▶ **What is expected**
Copy out all lines in the data below containing the string "ingeschakeld".

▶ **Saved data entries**
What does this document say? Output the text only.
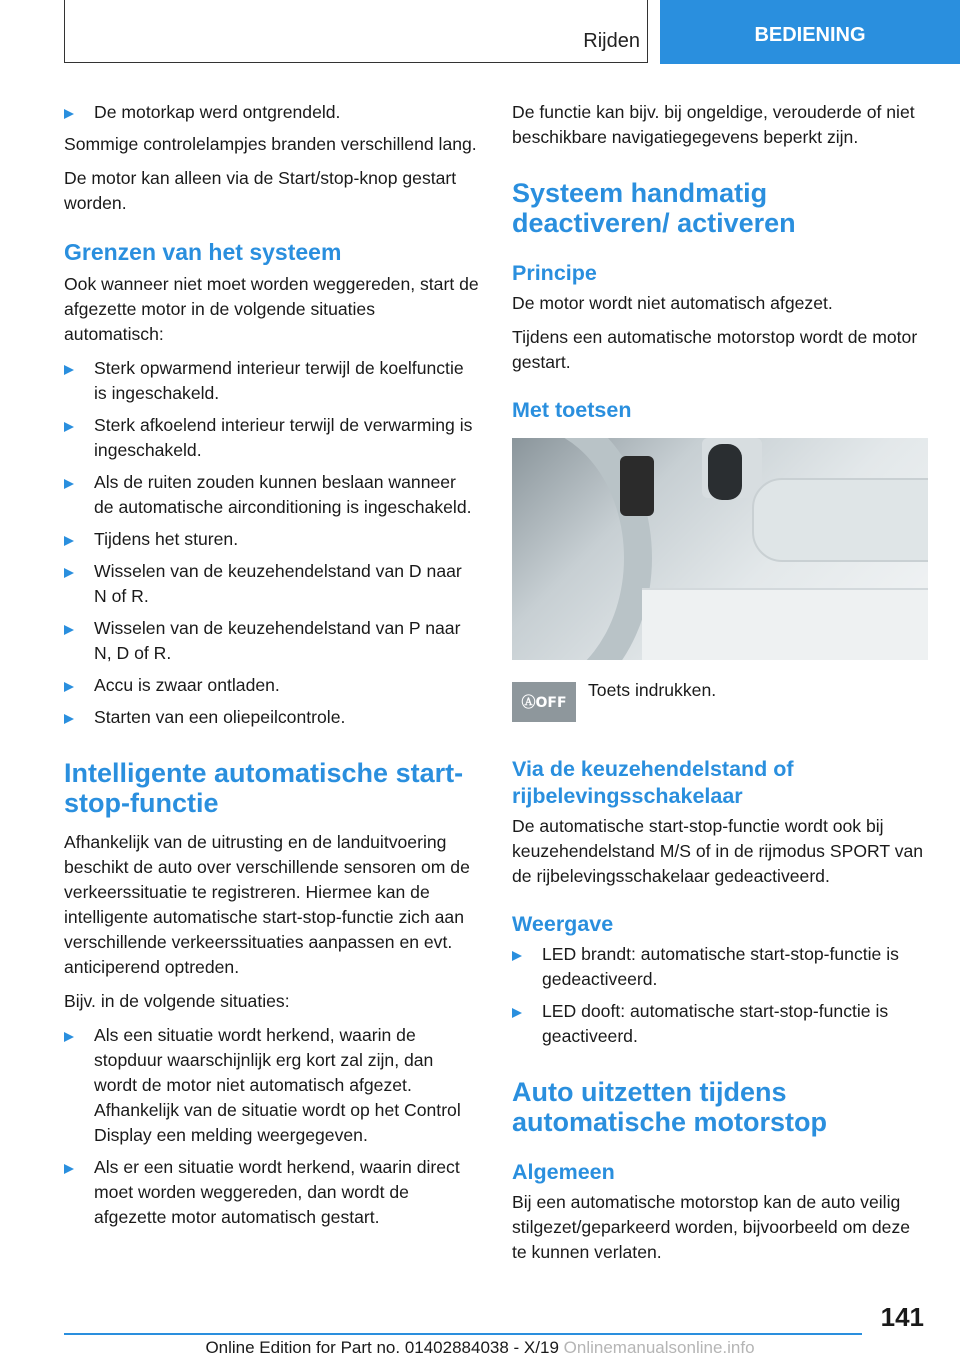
Rijden	BEDIENING
De motorkap werd ontgrendeld.

Sommige controlelampjes branden verschillend lang.

De motor kan alleen via de Start/stop-knop gestart worden.

Grenzen van het systeem

Ook wanneer niet moet worden weggereden, start de afgezette motor in de volgende situaties automatisch:

Sterk opwarmend interieur terwijl de koelfunctie is ingeschakeld.
Sterk afkoelend interieur terwijl de verwarming is ingeschakeld.
Als de ruiten zouden kunnen beslaan wanneer de automatische airconditioning is ingeschakeld.
Tijdens het sturen.
Wisselen van de keuzehendelstand van D naar N of R.
Wisselen van de keuzehendelstand van P naar N, D of R.
Accu is zwaar ontladen.
Starten van een oliepeilcontrole.
Intelligente automatische start-stop-functie

Afhankelijk van de uitrusting en de landuitvoering beschikt de auto over verschillende sensoren om de verkeerssituatie te registreren. Hiermee kan de intelligente automatische start-stop-functie zich aan verschillende verkeerssituaties aanpassen en evt. anticiperend optreden.

Bijv. in de volgende situaties:

Als een situatie wordt herkend, waarin de stopduur waarschijnlijk erg kort zal zijn, dan wordt de motor niet automatisch afgezet. Afhankelijk van de situatie wordt op het Control Display een melding weergegeven.
Als er een situatie wordt herkend, waarin direct moet worden weggereden, dan wordt de afgezette motor automatisch gestart.

De functie kan bijv. bij ongeldige, verouderde of niet beschikbare navigatiegegevens beperkt zijn.

Systeem handmatig deactiveren/ activeren
Principe

De motor wordt niet automatisch afgezet.

Tijdens een automatische motorstop wordt de motor gestart.

Met toetsen
ⒶOFF
Toets indrukken.
Via de keuzehendelstand of rijbelevingsschakelaar

De automatische start-stop-functie wordt ook bij keuzehendelstand M/S of in de rijmodus SPORT van de rijbelevingsschakelaar gedeactiveerd.

Weergave
LED brandt: automatische start-stop-functie is gedeactiveerd.
LED dooft: automatische start-stop-functie is geactiveerd.
Auto uitzetten tijdens automatische motorstop
Algemeen

Bij een automatische motorstop kan de auto veilig stilgezet/geparkeerd worden, bijvoorbeeld om deze te kunnen verlaten.

141
Online Edition for Part no. 01402884038 - X/19 Onlinemanualsonline.info
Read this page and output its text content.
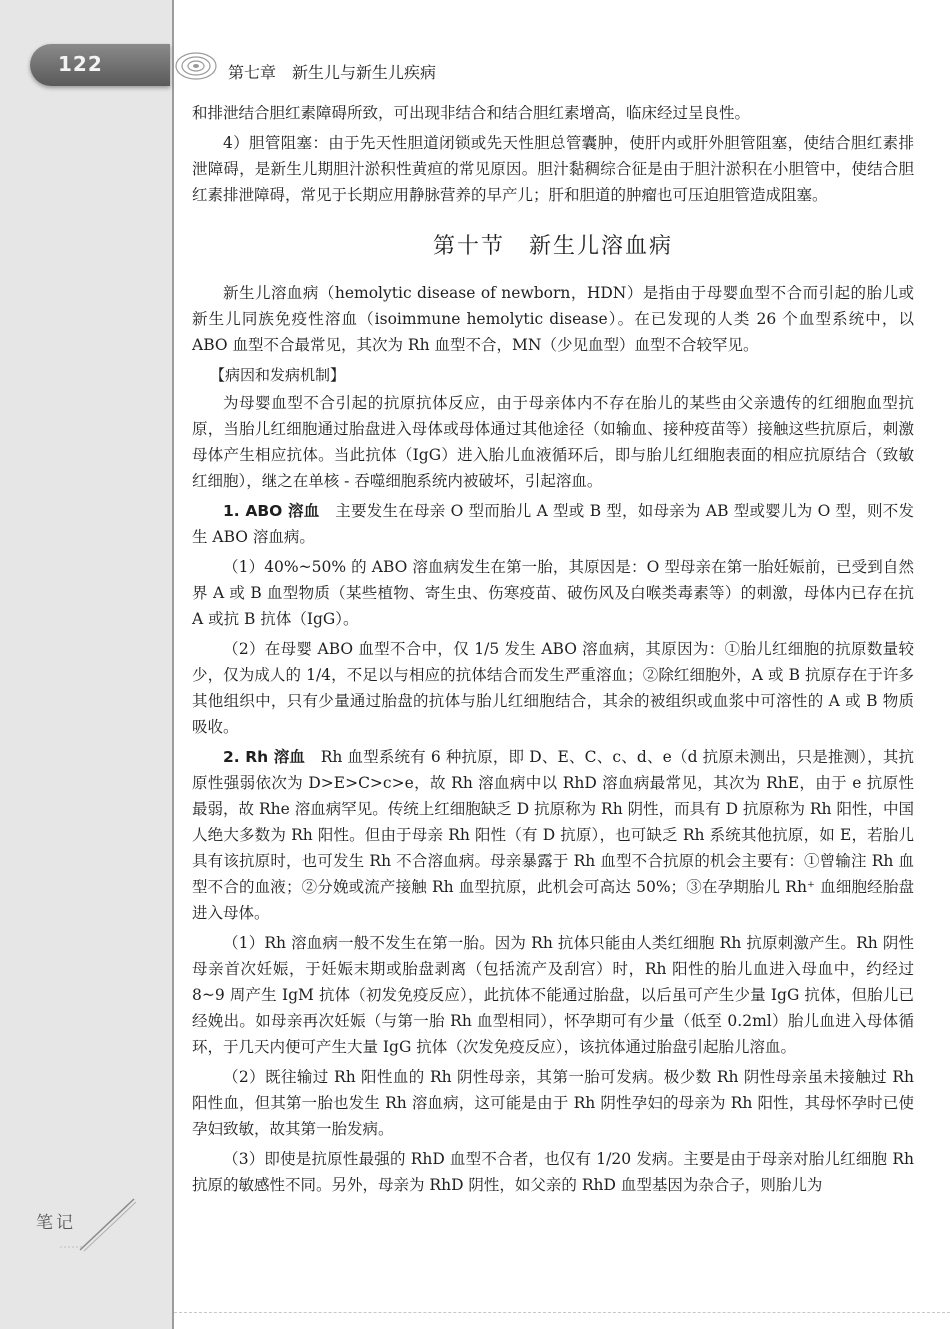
122	第七章　新生儿与新生儿疾病

和排泄结合胆红素障碍所致，可出现非结合和结合胆红素增高，临床经过呈良性。

4）胆管阻塞：由于先天性胆道闭锁或先天性胆总管囊肿，使肝内或肝外胆管阻塞，使结合胆红素排泄障碍，是新生儿期胆汁淤积性黄疸的常见原因。胆汁黏稠综合征是由于胆汁淤积在小胆管中，使结合胆红素排泄障碍，常见于长期应用静脉营养的早产儿；肝和胆道的肿瘤也可压迫胆管造成阻塞。

第十节　新生儿溶血病

新生儿溶血病（hemolytic disease of newborn，HDN）是指由于母婴血型不合而引起的胎儿或新生儿同族免疫性溶血（isoimmune hemolytic disease）。在已发现的人类 26 个血型系统中，以 ABO 血型不合最常见，其次为 Rh 血型不合，MN（少见血型）血型不合较罕见。

【病因和发病机制】

为母婴血型不合引起的抗原抗体反应，由于母亲体内不存在胎儿的某些由父亲遗传的红细胞血型抗原，当胎儿红细胞通过胎盘进入母体或母体通过其他途径（如输血、接种疫苗等）接触这些抗原后，刺激母体产生相应抗体。当此抗体（IgG）进入胎儿血液循环后，即与胎儿红细胞表面的相应抗原结合（致敏红细胞），继之在单核 - 吞噬细胞系统内被破坏，引起溶血。

1. ABO 溶血　 主要发生在母亲 O 型而胎儿 A 型或 B 型，如母亲为 AB 型或婴儿为 O 型，则不发生 ABO 溶血病。

（1）40%~50% 的 ABO 溶血病发生在第一胎，其原因是：O 型母亲在第一胎妊娠前，已受到自然界 A 或 B 血型物质（某些植物、寄生虫、伤寒疫苗、破伤风及白喉类毒素等）的刺激，母体内已存在抗 A 或抗 B 抗体（IgG）。

（2）在母婴 ABO 血型不合中，仅 1/5 发生 ABO 溶血病，其原因为：①胎儿红细胞的抗原数量较少，仅为成人的 1/4，不足以与相应的抗体结合而发生严重溶血；②除红细胞外，A 或 B 抗原存在于许多其他组织中，只有少量通过胎盘的抗体与胎儿红细胞结合，其余的被组织或血浆中可溶性的 A 或 B 物质吸收。

2. Rh 溶血　 Rh 血型系统有 6 种抗原，即 D、E、C、c、d、e（d 抗原未测出，只是推测），其抗原性强弱依次为 D>E>C>c>e，故 Rh 溶血病中以 RhD 溶血病最常见，其次为 RhE，由于 e 抗原性最弱，故 Rhe 溶血病罕见。传统上红细胞缺乏 D 抗原称为 Rh 阴性，而具有 D 抗原称为 Rh 阳性，中国人绝大多数为 Rh 阳性。但由于母亲 Rh 阳性（有 D 抗原），也可缺乏 Rh 系统其他抗原，如 E，若胎儿具有该抗原时，也可发生 Rh 不合溶血病。母亲暴露于 Rh 血型不合抗原的机会主要有：①曾输注 Rh 血型不合的血液；②分娩或流产接触 Rh 血型抗原，此机会可高达 50%；③在孕期胎儿 Rh⁺ 血细胞经胎盘进入母体。

（1）Rh 溶血病一般不发生在第一胎。因为 Rh 抗体只能由人类红细胞 Rh 抗原刺激产生。Rh 阴性母亲首次妊娠，于妊娠末期或胎盘剥离（包括流产及刮宫）时，Rh 阳性的胎儿血进入母血中，约经过 8~9 周产生 IgM 抗体（初发免疫反应），此抗体不能通过胎盘，以后虽可产生少量 IgG 抗体，但胎儿已经娩出。如母亲再次妊娠（与第一胎 Rh 血型相同），怀孕期可有少量（低至 0.2ml）胎儿血进入母体循环，于几天内便可产生大量 IgG 抗体（次发免疫反应），该抗体通过胎盘引起胎儿溶血。

（2）既往输过 Rh 阳性血的 Rh 阴性母亲，其第一胎可发病。极少数 Rh 阴性母亲虽未接触过 Rh 阳性血，但其第一胎也发生 Rh 溶血病，这可能是由于 Rh 阴性孕妇的母亲为 Rh 阳性，其母怀孕时已使孕妇致敏，故其第一胎发病。

（3）即使是抗原性最强的 RhD 血型不合者，也仅有 1/20 发病。主要是由于母亲对胎儿红细胞 Rh 抗原的敏感性不同。另外，母亲为 RhD 阴性，如父亲的 RhD 血型基因为杂合子，则胎儿为

笔记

▶ **Answer for this exercise**
Sterk opwarmend interieur terwijl de koelfunctie is ingeschakeld.
Sterk afkoelend interieur terwijl de verwarming is ingeschakeld.
Als de ruiten zouden kunnen beslaan wanneer de automatische airconditioning is ingeschakeld.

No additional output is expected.